** start **

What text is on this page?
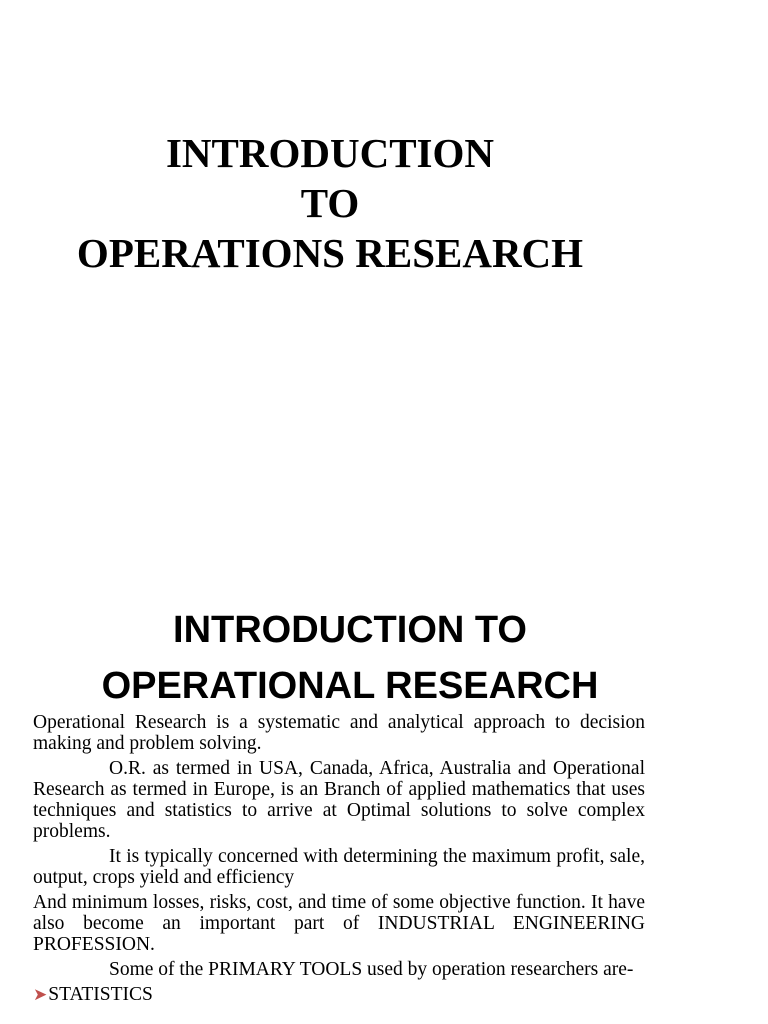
INTRODUCTION
TO
OPERATIONS RESEARCH
INTRODUCTION TO
OPERATIONAL RESEARCH

Operational Research is a systematic and analytical approach to decision making and problem solving.

O.R. as termed in USA, Canada, Africa, Australia and Operational Research as termed in Europe, is an Branch of applied mathematics that uses techniques and statistics to arrive at Optimal solutions to solve complex problems.

It is typically concerned with determining the maximum profit, sale, output, crops yield and efficiency

And minimum losses, risks, cost, and time of some objective function. It have also become an important part of INDUSTRIAL ENGINEERING PROFESSION.

Some of the PRIMARY TOOLS used by operation researchers are-

➤ STATISTICS
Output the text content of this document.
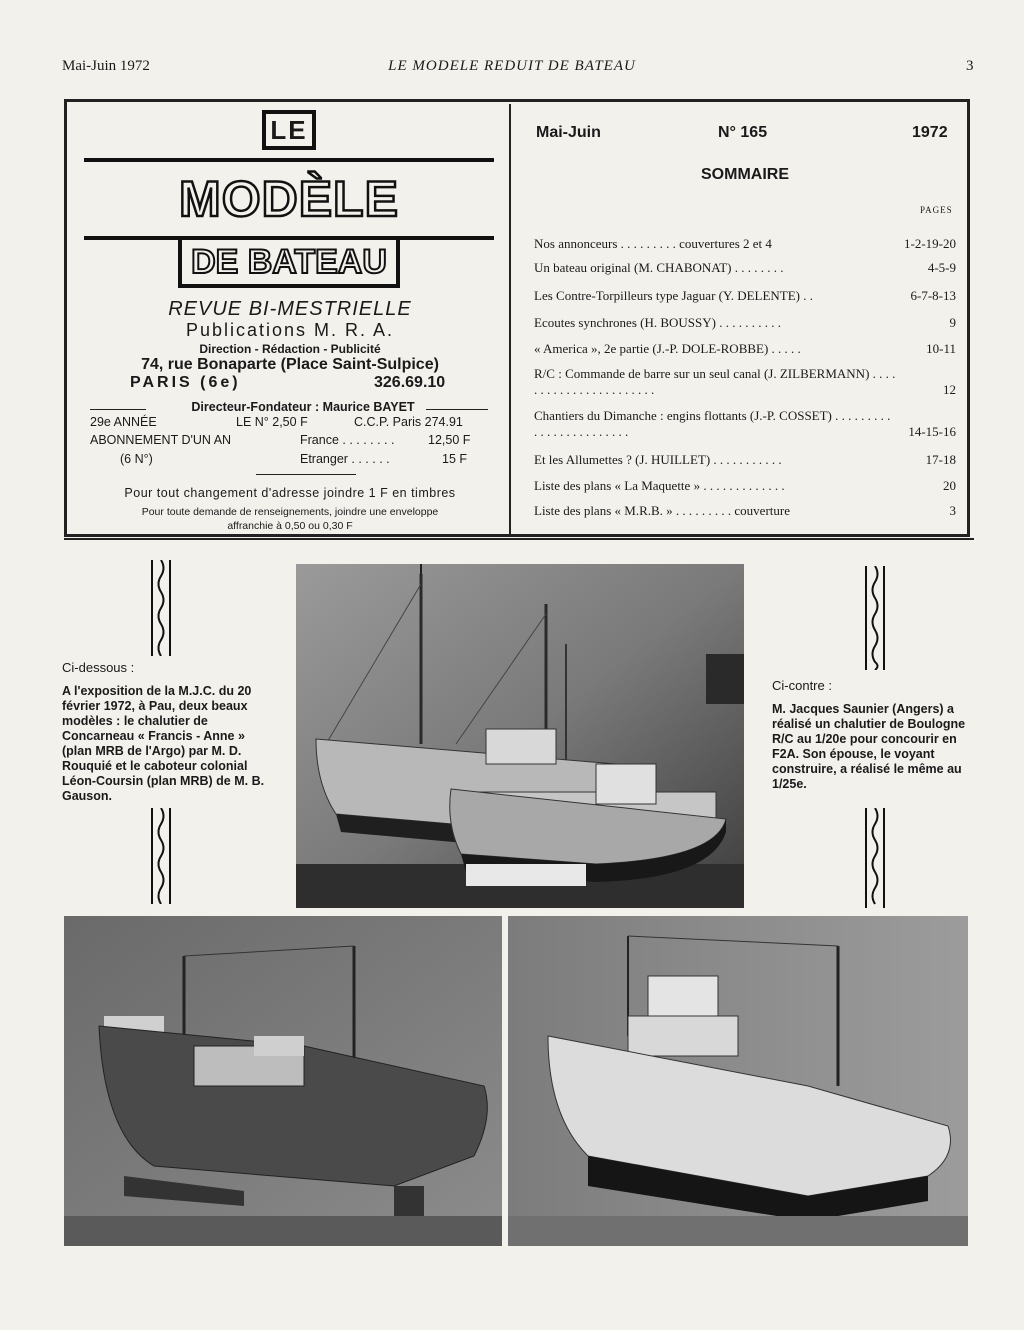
Mai-Juin 1972	LE MODELE REDUIT DE BATEAU	3
LE
MODÈLE
DE BATEAU
REVUE BI-MESTRIELLE
Publications M. R. A.
Direction - Rédaction - Publicité
74, rue Bonaparte (Place Saint-Sulpice)
PARIS (6e)	326.69.10
Directeur-Fondateur : Maurice BAYET
29e ANNÉE	LE N° 2,50 F	C.C.P. Paris 274.91
ABONNEMENT D'UN AN	France . . . . . . . .	12,50 F
(6 N°)	Etranger . . . . . .	15 F
Pour tout changement d'adresse joindre 1 F en timbres
Pour toute demande de renseignements, joindre une enveloppe
affranchie à 0,50 ou 0,30 F
Mai-Juin	N° 165	1972
SOMMAIRE
PAGES
Nos annonceurs . . . . . . . . . couvertures 2 et 4	1-2-19-20
Un bateau original (M. CHABONAT) . . . . . . . .	4-5-9
Les Contre-Torpilleurs type Jaguar (Y. DELENTE) . .	6-7-8-13
Ecoutes synchrones (H. BOUSSY) . . . . . . . . . .	9
« America », 2e partie (J.-P. DOLE-ROBBE) . . . . .	10-11
R/C : Commande de barre sur un seul canal (J. ZILBERMANN) . . . . . . . . . . . . . . . . . . . . . . .	12
Chantiers du Dimanche : engins flottants (J.-P. COSSET) . . . . . . . . . . . . . . . . . . . . . . . .	14-15-16
Et les Allumettes ? (J. HUILLET) . . . . . . . . . . .	17-18
Liste des plans « La Maquette » . . . . . . . . . . . . .	20
Liste des plans « M.R.B. » . . . . . . . . . couverture	3
Ci-dessous :
A l'exposition de la M.J.C. du 20 février 1972, à Pau, deux beaux modèles : le chalutier de Concarneau « Francis - Anne » (plan MRB de l'Argo) par M. D. Rouquié et le caboteur colonial Léon-Coursin (plan MRB) de M. B. Gauson.
Ci-contre :
M. Jacques Saunier (Angers) a réalisé un chalutier de Boulogne R/C au 1/20e pour concourir en F2A. Son épouse, le voyant construire, a réalisé le même au 1/25e.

** end **

• [Goal of the exercise]:
Using the listing above, show every line that includes the string "joindre".

• [Response]:
Pour tout changement d'adresse joindre 1 F en timbres
Pour toute demande de renseignements, joindre une enveloppe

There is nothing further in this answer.